■ **Work to complete**: Write out the listing in full, matching it word for word.

■ **Data to use**:
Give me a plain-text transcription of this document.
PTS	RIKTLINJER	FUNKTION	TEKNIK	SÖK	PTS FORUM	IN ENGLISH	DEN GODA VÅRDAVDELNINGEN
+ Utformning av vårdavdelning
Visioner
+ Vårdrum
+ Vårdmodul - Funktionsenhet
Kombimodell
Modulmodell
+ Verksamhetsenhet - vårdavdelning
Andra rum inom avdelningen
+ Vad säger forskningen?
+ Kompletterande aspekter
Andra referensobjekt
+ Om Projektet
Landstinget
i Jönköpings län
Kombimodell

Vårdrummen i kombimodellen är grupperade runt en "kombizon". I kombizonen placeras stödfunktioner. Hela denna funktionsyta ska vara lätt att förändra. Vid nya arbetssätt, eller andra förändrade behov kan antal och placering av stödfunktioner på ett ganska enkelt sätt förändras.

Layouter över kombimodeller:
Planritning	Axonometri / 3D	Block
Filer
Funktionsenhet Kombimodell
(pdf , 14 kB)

■ **Exercise result**:
Give me a plain-text transcription of this document.
PTS	RIKTLINJER	FUNKTION	TEKNIK	SÖK	PTS FORUM	IN ENGLISH	DEN GODA VÅRDAVDELNINGEN
+ Utformning av vårdavdelning
Visioner
+ Vårdrum
+ Vårdmodul - Funktionsenhet
Kombimodell
Modulmodell
+ Verksamhetsenhet - vårdavdelning
Andra rum inom avdelningen
+ Vad säger forskningen?
+ Kompletterande aspekter
Andra referensobjekt
+ Om Projektet
Landstinget
i Jönköpings län
Kombimodell

Vårdrummen i kombimodellen är grupperade runt en "kombizon". I kombizonen placeras stödfunktioner. Hela denna funktionsyta ska vara lätt att förändra. Vid nya arbetssätt, eller andra förändrade behov kan antal och placering av stödfunktioner på ett ganska enkelt sätt förändras.

Layouter över kombimodeller:
Planritning	Axonometri / 3D	Block
Filer
Funktionsenhet Kombimodell
(pdf , 14 kB)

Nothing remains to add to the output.